> _Given exercise_:
Duplicate the lines of the records verbatim, beginning with the line that contains "like-button[interactable]: [763, 600, 787, 626]" and ending after the line that contains "sidebar-item[interactable]: sandraskins Stardew".

> _Data extract_:
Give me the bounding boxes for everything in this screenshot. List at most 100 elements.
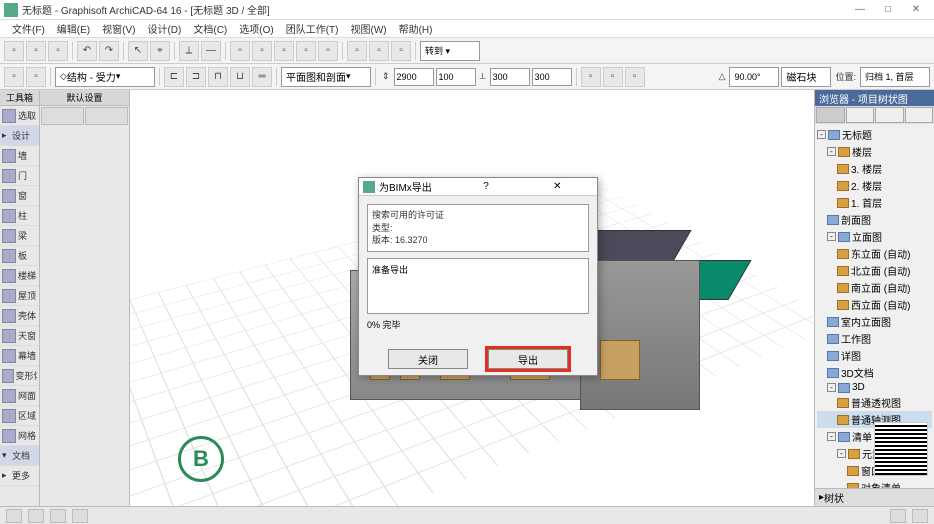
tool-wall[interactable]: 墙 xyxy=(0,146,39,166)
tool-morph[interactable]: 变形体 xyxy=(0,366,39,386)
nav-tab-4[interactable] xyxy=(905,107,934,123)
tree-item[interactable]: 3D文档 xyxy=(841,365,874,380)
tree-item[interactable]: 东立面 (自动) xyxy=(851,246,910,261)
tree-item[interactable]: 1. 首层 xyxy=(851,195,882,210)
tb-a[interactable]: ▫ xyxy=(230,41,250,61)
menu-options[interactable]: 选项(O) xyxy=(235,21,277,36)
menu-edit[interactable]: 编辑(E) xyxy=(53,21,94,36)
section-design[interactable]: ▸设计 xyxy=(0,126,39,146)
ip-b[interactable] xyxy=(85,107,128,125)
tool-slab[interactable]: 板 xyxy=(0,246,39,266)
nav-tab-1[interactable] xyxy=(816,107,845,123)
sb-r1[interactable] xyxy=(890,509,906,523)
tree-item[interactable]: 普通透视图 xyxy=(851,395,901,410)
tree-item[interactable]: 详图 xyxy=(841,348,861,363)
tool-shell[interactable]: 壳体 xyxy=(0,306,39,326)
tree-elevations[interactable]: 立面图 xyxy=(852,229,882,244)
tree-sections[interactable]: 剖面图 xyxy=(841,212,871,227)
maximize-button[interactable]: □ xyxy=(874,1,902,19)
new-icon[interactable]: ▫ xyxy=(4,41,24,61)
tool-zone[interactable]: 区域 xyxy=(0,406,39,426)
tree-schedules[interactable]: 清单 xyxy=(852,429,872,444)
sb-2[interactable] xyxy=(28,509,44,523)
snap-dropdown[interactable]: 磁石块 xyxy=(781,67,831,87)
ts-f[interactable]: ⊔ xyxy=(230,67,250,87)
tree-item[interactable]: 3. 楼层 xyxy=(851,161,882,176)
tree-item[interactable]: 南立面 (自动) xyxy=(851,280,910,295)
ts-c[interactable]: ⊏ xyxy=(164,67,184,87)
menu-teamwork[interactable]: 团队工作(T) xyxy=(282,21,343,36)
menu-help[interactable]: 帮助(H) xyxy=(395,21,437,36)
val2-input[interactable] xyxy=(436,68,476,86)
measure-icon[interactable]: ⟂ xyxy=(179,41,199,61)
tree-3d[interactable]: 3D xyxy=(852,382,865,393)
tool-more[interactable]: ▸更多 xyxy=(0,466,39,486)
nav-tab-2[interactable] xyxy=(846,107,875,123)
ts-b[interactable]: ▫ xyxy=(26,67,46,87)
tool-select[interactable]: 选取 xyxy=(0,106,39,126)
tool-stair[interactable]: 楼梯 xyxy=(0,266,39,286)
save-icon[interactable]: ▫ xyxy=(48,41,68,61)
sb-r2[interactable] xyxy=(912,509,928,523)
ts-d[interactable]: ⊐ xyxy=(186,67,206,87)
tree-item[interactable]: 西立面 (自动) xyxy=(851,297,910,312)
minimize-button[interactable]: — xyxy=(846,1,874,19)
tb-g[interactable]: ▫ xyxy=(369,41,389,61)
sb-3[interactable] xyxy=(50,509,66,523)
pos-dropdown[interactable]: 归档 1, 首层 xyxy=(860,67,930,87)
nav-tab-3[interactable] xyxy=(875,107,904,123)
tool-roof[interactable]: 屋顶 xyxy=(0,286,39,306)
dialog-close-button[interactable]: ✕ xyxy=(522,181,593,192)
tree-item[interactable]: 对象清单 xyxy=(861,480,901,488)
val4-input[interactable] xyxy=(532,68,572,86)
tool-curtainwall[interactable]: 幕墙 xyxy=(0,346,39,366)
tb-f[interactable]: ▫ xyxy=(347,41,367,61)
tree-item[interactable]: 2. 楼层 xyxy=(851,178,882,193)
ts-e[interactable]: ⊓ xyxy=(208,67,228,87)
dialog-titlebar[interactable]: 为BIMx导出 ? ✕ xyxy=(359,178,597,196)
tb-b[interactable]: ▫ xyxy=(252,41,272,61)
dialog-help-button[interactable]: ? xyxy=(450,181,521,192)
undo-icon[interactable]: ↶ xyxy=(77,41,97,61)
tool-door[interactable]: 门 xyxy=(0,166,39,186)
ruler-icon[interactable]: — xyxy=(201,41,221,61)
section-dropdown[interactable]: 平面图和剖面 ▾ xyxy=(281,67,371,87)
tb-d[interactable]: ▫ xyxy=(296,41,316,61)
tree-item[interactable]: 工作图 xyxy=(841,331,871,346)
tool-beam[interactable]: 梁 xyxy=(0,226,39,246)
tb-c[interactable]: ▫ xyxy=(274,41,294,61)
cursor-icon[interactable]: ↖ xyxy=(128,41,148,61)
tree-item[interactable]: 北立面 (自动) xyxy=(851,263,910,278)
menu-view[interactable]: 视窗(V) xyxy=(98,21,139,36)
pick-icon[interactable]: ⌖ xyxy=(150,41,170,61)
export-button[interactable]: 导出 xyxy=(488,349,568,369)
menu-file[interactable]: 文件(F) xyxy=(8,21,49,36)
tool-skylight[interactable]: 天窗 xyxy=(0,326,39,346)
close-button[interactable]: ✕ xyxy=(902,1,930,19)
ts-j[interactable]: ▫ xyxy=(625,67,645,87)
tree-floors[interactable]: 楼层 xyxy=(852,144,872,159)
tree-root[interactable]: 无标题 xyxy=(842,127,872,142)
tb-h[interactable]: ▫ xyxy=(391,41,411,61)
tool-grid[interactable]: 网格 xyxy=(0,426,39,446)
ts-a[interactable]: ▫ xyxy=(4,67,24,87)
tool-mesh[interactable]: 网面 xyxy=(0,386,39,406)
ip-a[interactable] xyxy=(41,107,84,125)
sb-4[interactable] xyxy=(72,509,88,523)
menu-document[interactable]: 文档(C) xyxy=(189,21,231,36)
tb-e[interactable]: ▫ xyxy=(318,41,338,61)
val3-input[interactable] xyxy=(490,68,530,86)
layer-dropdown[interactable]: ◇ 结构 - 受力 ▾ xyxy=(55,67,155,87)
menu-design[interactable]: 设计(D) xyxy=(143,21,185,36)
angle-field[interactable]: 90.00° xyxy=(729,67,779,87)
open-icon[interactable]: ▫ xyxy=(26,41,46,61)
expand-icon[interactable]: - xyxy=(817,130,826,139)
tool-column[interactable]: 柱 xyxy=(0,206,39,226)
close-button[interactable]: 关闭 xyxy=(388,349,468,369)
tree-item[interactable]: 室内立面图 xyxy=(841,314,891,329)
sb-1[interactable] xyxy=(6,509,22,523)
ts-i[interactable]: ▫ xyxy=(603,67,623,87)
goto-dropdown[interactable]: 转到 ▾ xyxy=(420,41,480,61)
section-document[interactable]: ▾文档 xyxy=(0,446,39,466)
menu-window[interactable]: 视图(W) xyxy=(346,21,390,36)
==
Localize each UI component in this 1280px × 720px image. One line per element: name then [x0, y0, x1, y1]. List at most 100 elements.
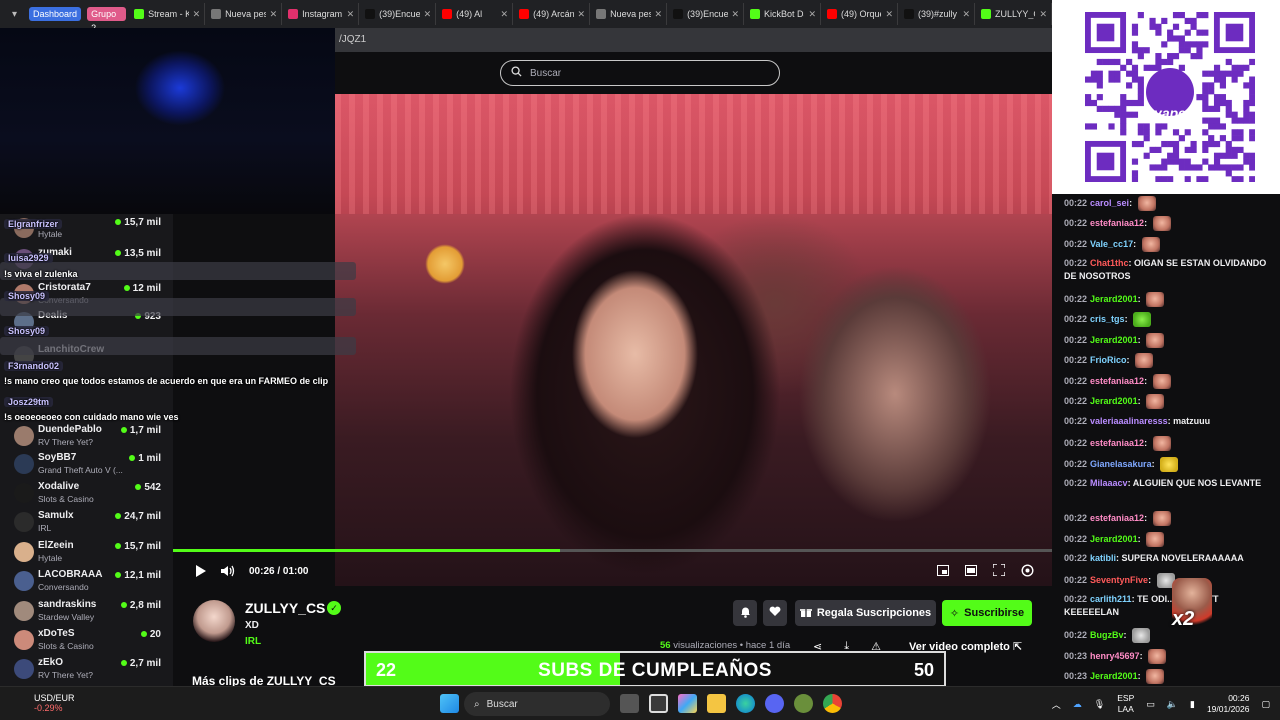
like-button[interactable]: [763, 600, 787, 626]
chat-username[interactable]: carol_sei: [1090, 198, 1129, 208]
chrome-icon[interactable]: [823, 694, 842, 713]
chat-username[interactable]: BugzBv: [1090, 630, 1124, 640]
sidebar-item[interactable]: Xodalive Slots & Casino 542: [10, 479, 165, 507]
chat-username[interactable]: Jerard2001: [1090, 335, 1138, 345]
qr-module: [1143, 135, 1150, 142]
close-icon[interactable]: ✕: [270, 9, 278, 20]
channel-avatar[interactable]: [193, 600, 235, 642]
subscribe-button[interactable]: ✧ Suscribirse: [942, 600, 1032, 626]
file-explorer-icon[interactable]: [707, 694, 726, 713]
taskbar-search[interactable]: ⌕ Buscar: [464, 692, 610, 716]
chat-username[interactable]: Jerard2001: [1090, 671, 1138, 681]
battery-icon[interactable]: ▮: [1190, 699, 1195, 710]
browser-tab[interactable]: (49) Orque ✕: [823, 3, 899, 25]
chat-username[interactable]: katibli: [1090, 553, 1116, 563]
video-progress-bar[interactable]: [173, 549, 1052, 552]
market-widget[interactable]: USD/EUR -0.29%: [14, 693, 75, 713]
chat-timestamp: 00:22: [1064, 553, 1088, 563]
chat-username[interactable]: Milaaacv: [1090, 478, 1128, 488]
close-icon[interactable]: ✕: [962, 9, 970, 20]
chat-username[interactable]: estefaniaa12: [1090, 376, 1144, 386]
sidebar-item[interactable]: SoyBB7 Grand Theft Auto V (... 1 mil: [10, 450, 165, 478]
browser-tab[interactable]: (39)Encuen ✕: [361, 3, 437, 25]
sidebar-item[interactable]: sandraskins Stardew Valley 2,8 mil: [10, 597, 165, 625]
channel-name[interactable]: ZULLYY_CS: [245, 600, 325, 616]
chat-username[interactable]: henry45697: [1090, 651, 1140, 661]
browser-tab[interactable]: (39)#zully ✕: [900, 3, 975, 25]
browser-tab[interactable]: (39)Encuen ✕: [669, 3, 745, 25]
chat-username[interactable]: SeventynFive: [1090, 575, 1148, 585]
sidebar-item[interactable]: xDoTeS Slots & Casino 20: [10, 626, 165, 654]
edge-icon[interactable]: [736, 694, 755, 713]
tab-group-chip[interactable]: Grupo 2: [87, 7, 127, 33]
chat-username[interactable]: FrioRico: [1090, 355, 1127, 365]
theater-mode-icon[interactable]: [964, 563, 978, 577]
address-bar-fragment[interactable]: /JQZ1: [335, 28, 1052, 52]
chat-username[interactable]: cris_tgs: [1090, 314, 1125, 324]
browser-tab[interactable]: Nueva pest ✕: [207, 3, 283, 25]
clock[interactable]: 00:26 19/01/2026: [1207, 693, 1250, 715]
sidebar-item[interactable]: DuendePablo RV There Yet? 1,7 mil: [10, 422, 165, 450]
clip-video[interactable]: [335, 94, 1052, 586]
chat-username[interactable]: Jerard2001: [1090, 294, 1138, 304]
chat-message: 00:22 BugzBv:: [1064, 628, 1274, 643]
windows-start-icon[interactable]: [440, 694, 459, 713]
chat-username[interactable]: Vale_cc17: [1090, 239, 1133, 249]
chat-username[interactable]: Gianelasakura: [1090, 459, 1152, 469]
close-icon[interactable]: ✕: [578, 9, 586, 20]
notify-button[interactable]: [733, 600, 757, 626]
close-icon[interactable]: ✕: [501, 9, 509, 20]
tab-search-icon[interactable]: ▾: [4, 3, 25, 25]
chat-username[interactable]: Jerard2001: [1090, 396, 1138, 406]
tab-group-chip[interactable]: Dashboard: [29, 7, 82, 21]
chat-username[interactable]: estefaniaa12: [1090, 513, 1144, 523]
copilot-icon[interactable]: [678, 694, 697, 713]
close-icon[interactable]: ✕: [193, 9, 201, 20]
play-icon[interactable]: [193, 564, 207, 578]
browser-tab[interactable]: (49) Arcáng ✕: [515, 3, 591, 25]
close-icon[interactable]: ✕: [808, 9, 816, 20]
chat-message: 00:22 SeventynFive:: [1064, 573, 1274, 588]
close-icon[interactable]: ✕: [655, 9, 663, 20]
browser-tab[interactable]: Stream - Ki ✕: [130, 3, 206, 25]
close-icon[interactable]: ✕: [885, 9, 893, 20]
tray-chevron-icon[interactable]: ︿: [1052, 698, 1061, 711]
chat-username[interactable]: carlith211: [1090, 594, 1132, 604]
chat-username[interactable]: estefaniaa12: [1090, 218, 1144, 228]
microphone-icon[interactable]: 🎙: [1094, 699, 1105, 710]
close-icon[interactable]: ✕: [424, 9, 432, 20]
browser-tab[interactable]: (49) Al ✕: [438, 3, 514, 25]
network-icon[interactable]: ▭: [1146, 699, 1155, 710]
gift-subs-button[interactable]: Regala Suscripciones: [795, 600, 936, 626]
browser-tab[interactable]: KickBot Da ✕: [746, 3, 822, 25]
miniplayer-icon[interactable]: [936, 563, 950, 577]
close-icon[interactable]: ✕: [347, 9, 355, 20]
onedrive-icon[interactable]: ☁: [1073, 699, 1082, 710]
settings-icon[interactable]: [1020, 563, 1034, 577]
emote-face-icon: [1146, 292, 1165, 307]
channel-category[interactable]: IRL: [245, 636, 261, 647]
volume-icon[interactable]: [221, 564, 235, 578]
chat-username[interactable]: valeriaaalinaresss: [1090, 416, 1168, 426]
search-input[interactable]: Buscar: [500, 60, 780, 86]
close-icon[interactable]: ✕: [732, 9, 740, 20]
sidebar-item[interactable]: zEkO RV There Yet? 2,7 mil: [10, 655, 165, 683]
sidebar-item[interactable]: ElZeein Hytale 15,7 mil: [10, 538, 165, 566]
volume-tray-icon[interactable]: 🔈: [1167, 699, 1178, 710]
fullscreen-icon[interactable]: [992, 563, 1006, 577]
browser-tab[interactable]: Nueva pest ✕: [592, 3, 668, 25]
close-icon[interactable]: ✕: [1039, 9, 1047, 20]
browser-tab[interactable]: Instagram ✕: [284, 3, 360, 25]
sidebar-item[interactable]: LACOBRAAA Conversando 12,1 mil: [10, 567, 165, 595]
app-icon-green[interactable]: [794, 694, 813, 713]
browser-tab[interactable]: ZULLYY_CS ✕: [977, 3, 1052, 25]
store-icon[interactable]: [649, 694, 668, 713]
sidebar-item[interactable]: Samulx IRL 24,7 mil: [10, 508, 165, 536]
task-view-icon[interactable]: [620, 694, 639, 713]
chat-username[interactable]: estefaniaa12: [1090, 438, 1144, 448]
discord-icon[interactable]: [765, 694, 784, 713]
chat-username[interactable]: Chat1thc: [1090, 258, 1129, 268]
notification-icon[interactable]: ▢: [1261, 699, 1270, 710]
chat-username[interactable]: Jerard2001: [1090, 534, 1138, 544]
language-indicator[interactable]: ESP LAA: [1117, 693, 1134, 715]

> _Reply_:
like-button[interactable]: [763, 600, 787, 626]
chat-username[interactable]: carol_sei: [1090, 198, 1129, 208]
chrome-icon[interactable]: [823, 694, 842, 713]
chat-username[interactable]: BugzBv: [1090, 630, 1124, 640]
sidebar-item[interactable]: Xodalive Slots & Casino 542: [10, 479, 165, 507]
chat-username[interactable]: Jerard2001: [1090, 335, 1138, 345]
qr-module: [1143, 135, 1150, 142]
close-icon[interactable]: ✕: [270, 9, 278, 20]
channel-avatar[interactable]: [193, 600, 235, 642]
subscribe-button[interactable]: ✧ Suscribirse: [942, 600, 1032, 626]
file-explorer-icon[interactable]: [707, 694, 726, 713]
taskbar-search[interactable]: ⌕ Buscar: [464, 692, 610, 716]
chat-username[interactable]: Jerard2001: [1090, 671, 1138, 681]
battery-icon[interactable]: ▮: [1190, 699, 1195, 710]
browser-tab[interactable]: (49) Orque ✕: [823, 3, 899, 25]
chat-username[interactable]: katibli: [1090, 553, 1116, 563]
video-progress-bar[interactable]: [173, 549, 1052, 552]
market-widget[interactable]: USD/EUR -0.29%: [14, 693, 75, 713]
chat-timestamp: 00:22: [1064, 553, 1088, 563]
chat-username[interactable]: Milaaacv: [1090, 478, 1128, 488]
close-icon[interactable]: ✕: [962, 9, 970, 20]
chat-username[interactable]: estefaniaa12: [1090, 376, 1144, 386]
sidebar-item[interactable]: SoyBB7 Grand Theft Auto V (... 1 mil: [10, 450, 165, 478]
browser-tab[interactable]: (39)Encuen ✕: [361, 3, 437, 25]
sidebar-item[interactable]: sandraskins Stardew Valley 2,8 mil: [10, 597, 165, 625]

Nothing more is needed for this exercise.